__PROBLEM__:
Gather, from the listing beneath this task, every line holding the string "której".

+ + + + + + +

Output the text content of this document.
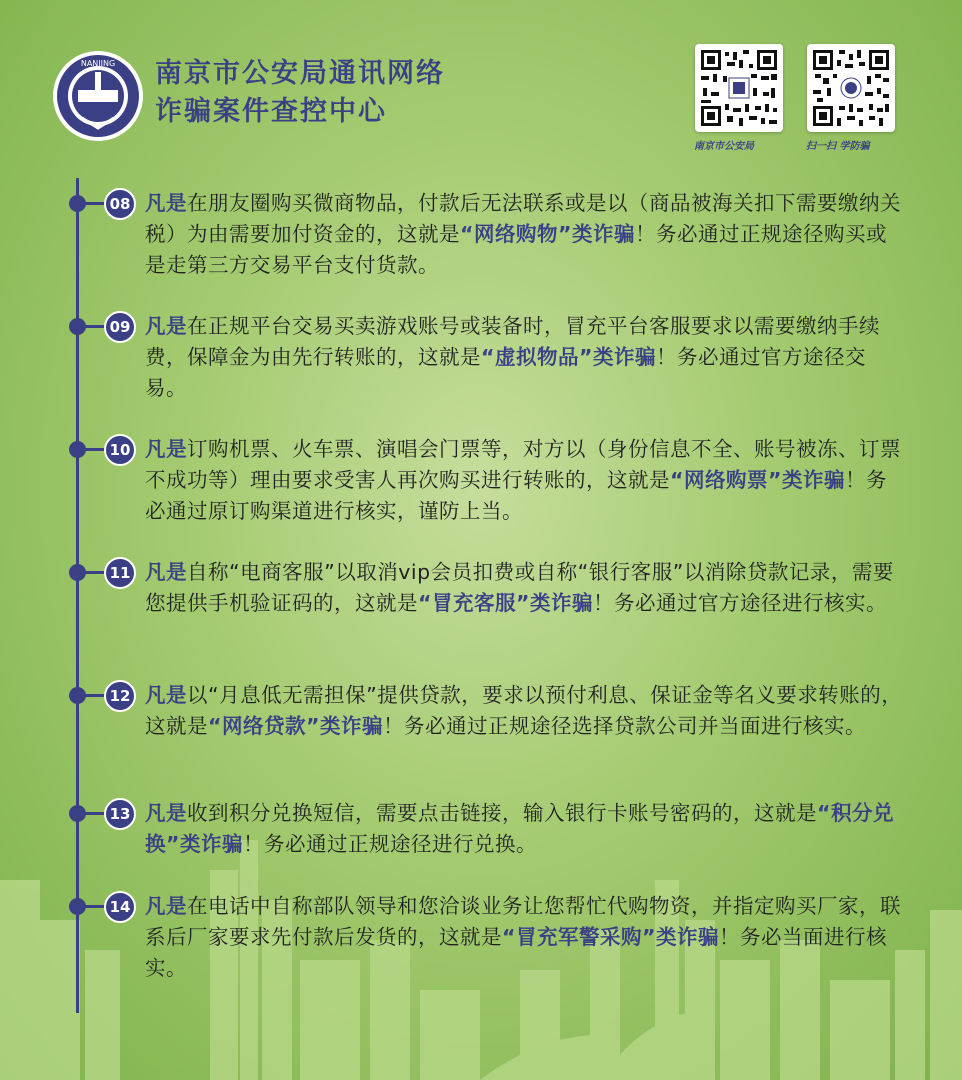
NANJING 南京市公安局通讯网络
诈骗案件查控中心
南京市公安局	扫一扫 学防骗
08 凡是在朋友圈购买微商物品，付款后无法联系或是以（商品被海关扣下需要缴纳关税）为由需要加付资金的，这就是“网络购物”类诈骗！务必通过正规途径购买或是走第三方交易平台支付货款。
09 凡是在正规平台交易买卖游戏账号或装备时，冒充平台客服要求以需要缴纳手续费，保障金为由先行转账的，这就是“虚拟物品”类诈骗！务必通过官方途径交易。
10 凡是订购机票、火车票、演唱会门票等，对方以（身份信息不全、账号被冻、订票不成功等）理由要求受害人再次购买进行转账的，这就是“网络购票”类诈骗！务必通过原订购渠道进行核实，谨防上当。
11 凡是自称“电商客服”以取消vip会员扣费或自称“银行客服”以消除贷款记录，需要您提供手机验证码的，这就是“冒充客服”类诈骗！务必通过官方途径进行核实。
12 凡是以“月息低无需担保”提供贷款，要求以预付利息、保证金等名义要求转账的，这就是“网络贷款”类诈骗！务必通过正规途径选择贷款公司并当面进行核实。
13 凡是收到积分兑换短信，需要点击链接，输入银行卡账号密码的，这就是“积分兑换”类诈骗！务必通过正规途径进行兑换。
14 凡是在电话中自称部队领导和您洽谈业务让您帮忙代购物资，并指定购买厂家，联系后厂家要求先付款后发货的，这就是“冒充军警采购”类诈骗！务必当面进行核实。
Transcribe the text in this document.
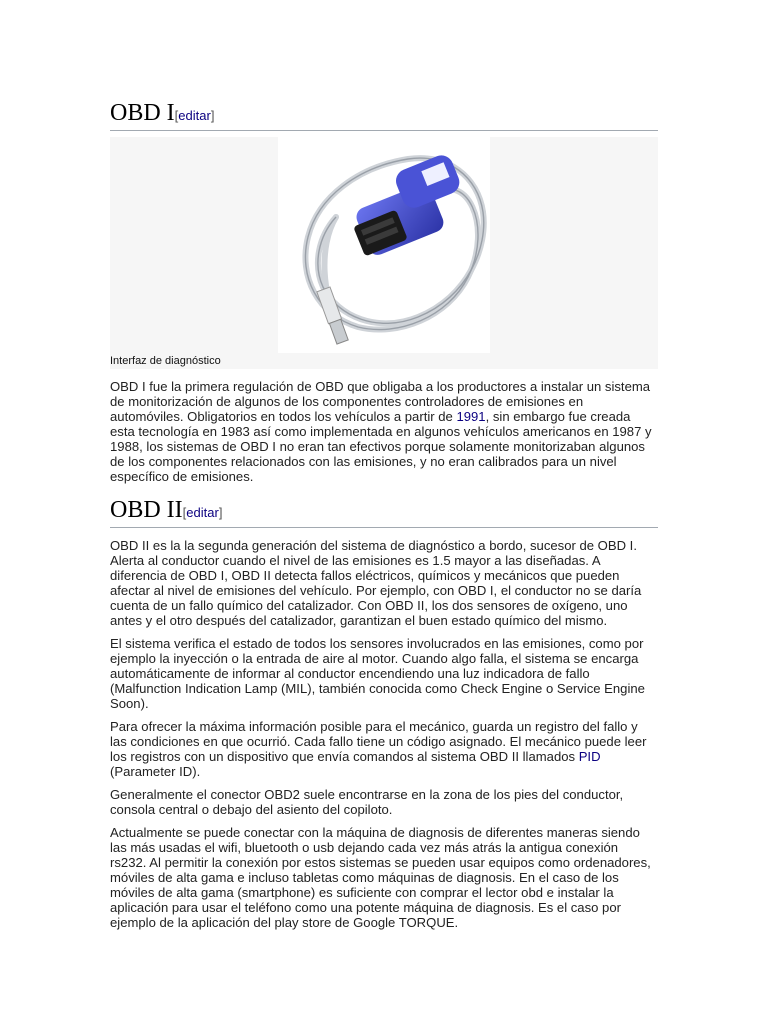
OBD I[editar]
Interfaz de diagnóstico

OBD I fue la primera regulación de OBD que obligaba a los productores a instalar un sistema de monitorización de algunos de los componentes controladores de emisiones en automóviles. Obligatorios en todos los vehículos a partir de 1991, sin embargo fue creada esta tecnología en 1983 así como implementada en algunos vehículos americanos en 1987 y 1988, los sistemas de OBD I no eran tan efectivos porque solamente monitorizaban algunos de los componentes relacionados con las emisiones, y no eran calibrados para un nivel específico de emisiones.

OBD II[editar]

OBD II es la la segunda generación del sistema de diagnóstico a bordo, sucesor de OBD I. Alerta al conductor cuando el nivel de las emisiones es 1.5 mayor a las diseñadas. A diferencia de OBD I, OBD II detecta fallos eléctricos, químicos y mecánicos que pueden afectar al nivel de emisiones del vehículo. Por ejemplo, con OBD I, el conductor no se daría cuenta de un fallo químico del catalizador. Con OBD II, los dos sensores de oxígeno, uno antes y el otro después del catalizador, garantizan el buen estado químico del mismo.

El sistema verifica el estado de todos los sensores involucrados en las emisiones, como por ejemplo la inyección o la entrada de aire al motor. Cuando algo falla, el sistema se encarga automáticamente de informar al conductor encendiendo una luz indicadora de fallo (Malfunction Indication Lamp (MIL), también conocida como Check Engine o Service Engine Soon).

Para ofrecer la máxima información posible para el mecánico, guarda un registro del fallo y las condiciones en que ocurrió. Cada fallo tiene un código asignado. El mecánico puede leer los registros con un dispositivo que envía comandos al sistema OBD II llamados PID (Parameter ID).

Generalmente el conector OBD2 suele encontrarse en la zona de los pies del conductor, consola central o debajo del asiento del copiloto.

Actualmente se puede conectar con la máquina de diagnosis de diferentes maneras siendo las más usadas el wifi, bluetooth o usb dejando cada vez más atrás la antigua conexión rs232. Al permitir la conexión por estos sistemas se pueden usar equipos como ordenadores, móviles de alta gama e incluso tabletas como máquinas de diagnosis. En el caso de los móviles de alta gama (smartphone) es suficiente con comprar el lector obd e instalar la aplicación para usar el teléfono como una potente máquina de diagnosis. Es el caso por ejemplo de la aplicación del play store de Google TORQUE.
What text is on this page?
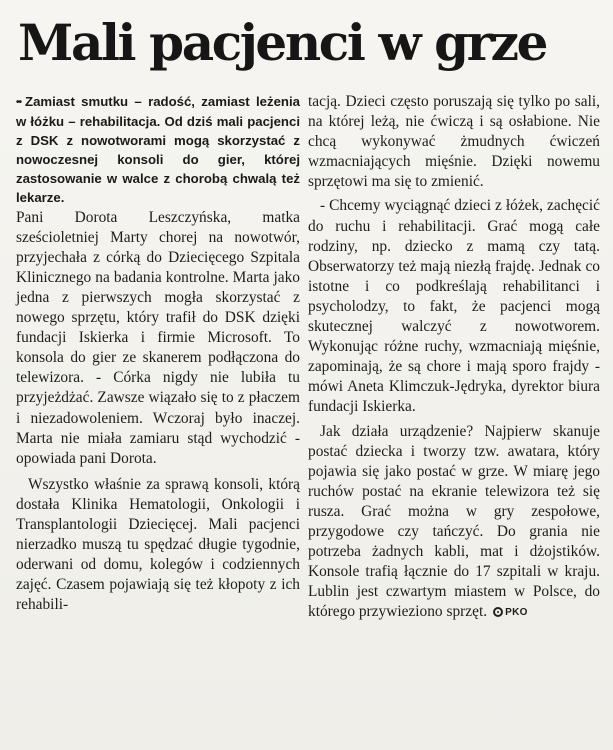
Mali pacjenci w grze

•• Zamiast smutku – radość, zamiast leżenia w łóżku – rehabilitacja. Od dziś mali pacjenci z DSK z nowotworami mogą skorzystać z nowoczesnej konsoli do gier, której zastosowanie w walce z chorobą chwalą też lekarze.

Pani Dorota Leszczyńska, matka sześcioletniej Marty chorej na nowotwór, przyjechała z córką do Dziecięcego Szpitala Klinicznego na badania kontrolne. Marta jako jedna z pierwszych mogła skorzystać z nowego sprzętu, który trafił do DSK dzięki fundacji Iskierka i firmie Microsoft. To konsola do gier ze skanerem podłączona do telewizora. - Córka nigdy nie lubiła tu przyjeżdżać. Zawsze wiązało się to z płaczem i niezadowoleniem. Wczoraj było inaczej. Marta nie miała zamiaru stąd wychodzić - opowiada pani Dorota.

Wszystko właśnie za sprawą konsoli, którą dostała Klinika Hematologii, Onkologii i Transplantologii Dziecięcej. Mali pacjenci nierzadko muszą tu spędzać długie tygodnie, oderwani od domu, kolegów i codziennych zajęć. Czasem pojawiają się też kłopoty z ich rehabili-

tacją. Dzieci często poruszają się tylko po sali, na której leżą, nie ćwiczą i są osłabione. Nie chcą wykonywać żmudnych ćwiczeń wzmacniających mięśnie. Dzięki nowemu sprzętowi ma się to zmienić.

- Chcemy wyciągnąć dzieci z łóżek, zachęcić do ruchu i rehabilitacji. Grać mogą całe rodziny, np. dziecko z mamą czy tatą. Obserwatorzy też mają niezłą frajdę. Jednak co istotne i co podkreślają rehabilitanci i psycholodzy, to fakt, że pacjenci mogą skutecznej walczyć z nowotworem. Wykonując różne ruchy, wzmacniają mięśnie, zapominają, że są chore i mają sporo frajdy - mówi Aneta Klimczuk-Jędryka, dyrektor biura fundacji Iskierka.

Jak działa urządzenie? Najpierw skanuje postać dziecka i tworzy tzw. awatara, który pojawia się jako postać w grze. W miarę jego ruchów postać na ekranie telewizora też się rusza. Grać można w gry zespołowe, przygodowe czy tańczyć. Do grania nie potrzeba żadnych kabli, mat i dżojstików. Konsole trafią łącznie do 17 szpitali w kraju. Lublin jest czwartym miastem w Polsce, do którego przywieziono sprzęt. PKO
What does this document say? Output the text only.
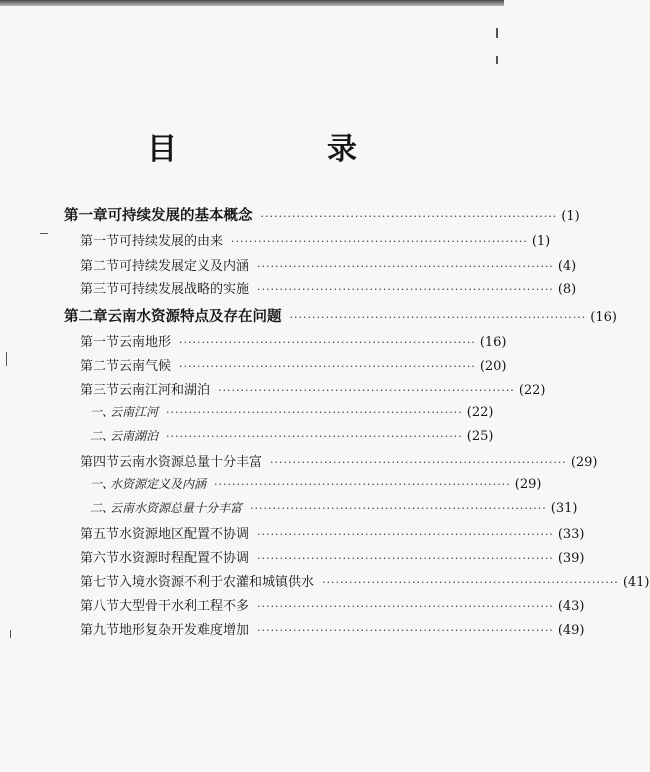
目　录
第一章 可持续发展的基本概念 ·································································· (1)
第一节 可持续发展的由来 ·································································· (1)
第二节 可持续发展定义及内涵 ·································································· (4)
第三节 可持续发展战略的实施 ·································································· (8)
第二章 云南水资源特点及存在问题 ·································································· (16)
第一节 云南地形 ·································································· (16)
第二节 云南气候 ·································································· (20)
第三节 云南江河和湖泊 ·································································· (22)
一、
云南江河 ·································································· (22)
二、
云南湖泊 ·································································· (25)
第四节 云南水资源总量十分丰富 ·································································· (29)
一、
水资源定义及内涵 ·································································· (29)
二、
云南水资源总量十分丰富 ·································································· (31)
第五节 水资源地区配置不协调 ·································································· (33)
第六节 水资源时程配置不协调 ·································································· (39)
第七节 入境水资源不利于农灌和城镇供水 ·································································· (41)
第八节 大型骨干水利工程不多 ·································································· (43)
第九节 地形复杂开发难度增加 ·································································· (49)
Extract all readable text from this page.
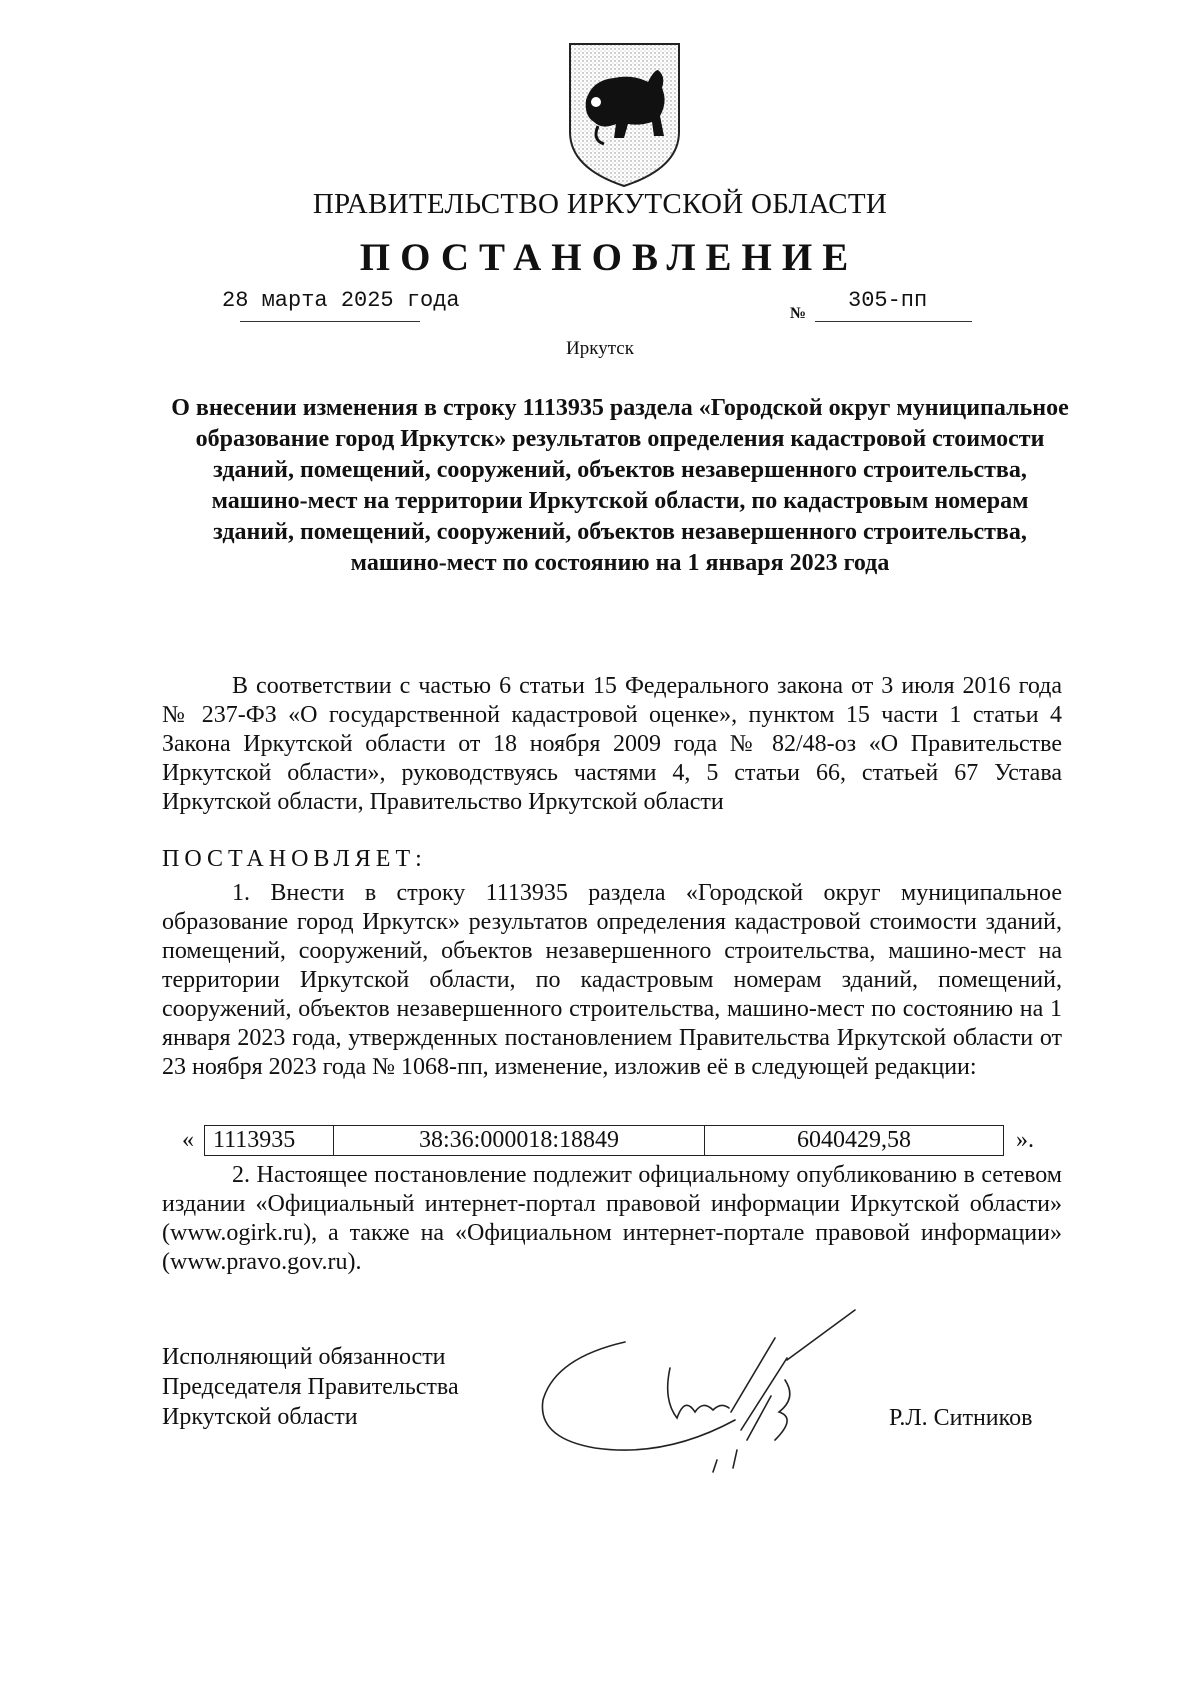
ПРАВИТЕЛЬСТВО ИРКУТСКОЙ ОБЛАСТИ
ПОСТАНОВЛЕНИЕ
28 марта 2025 года
№
305-пп
Иркутск
О внесении изменения в строку 1113935 раздела «Городской округ муниципальное образование город Иркутск» результатов определения кадастровой стоимости зданий, помещений, сооружений, объектов незавершенного строительства, машино-мест на территории Иркутской области, по кадастровым номерам зданий, помещений, сооружений, объектов незавершенного строительства, машино-мест по состоянию на 1 января 2023 года

В соответствии с частью 6 статьи 15 Федерального закона от 3 июля 2016 года № 237-ФЗ «О государственной кадастровой оценке», пунктом 15 части 1 статьи 4 Закона Иркутской области от 18 ноября 2009 года № 82/48-оз «О Правительстве Иркутской области», руководствуясь частями 4, 5 статьи 66, статьей 67 Устава Иркутской области, Правительство Иркутской области

ПОСТАНОВЛЯЕТ:

1. Внести в строку 1113935 раздела «Городской округ муниципальное образование город Иркутск» результатов определения кадастровой стоимости зданий, помещений, сооружений, объектов незавершенного строительства, машино-мест на территории Иркутской области, по кадастровым номерам зданий, помещений, сооружений, объектов незавершенного строительства, машино-мест по состоянию на 1 января 2023 года, утвержденных постановлением Правительства Иркутской области от 23 ноября 2023 года № 1068-пп, изменение, изложив её в следующей редакции:

« 1113935	38:36:000018:18849	6040429,58	».

2. Настоящее постановление подлежит официальному опубликованию в сетевом издании «Официальный интернет-портал правовой информации Иркутской области» (www.ogirk.ru), а также на «Официальном интернет-портале правовой информации» (www.pravo.gov.ru).

Исполняющий обязанности
Председателя Правительства
Иркутской области	Р.Л. Ситников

+ + + + + + +

__FULL SOLUTION__:
•• Zamiast smutku – radość, zamiast leżenia w łóżku – rehabilitacja. Od dziś mali pacjenci z DSK z nowotworami mogą skorzystać z nowoczesnej konsoli do gier, której zastosowanie w walce z chorobą chwalą też lekarze.
tacją. Dzieci często poruszają się tylko po sali, na której leżą, nie ćwiczą i są osłabione. Nie chcą wykonywać żmudnych ćwiczeń wzmacniających mięśnie. Dzięki nowemu sprzętowi ma się to zmienić.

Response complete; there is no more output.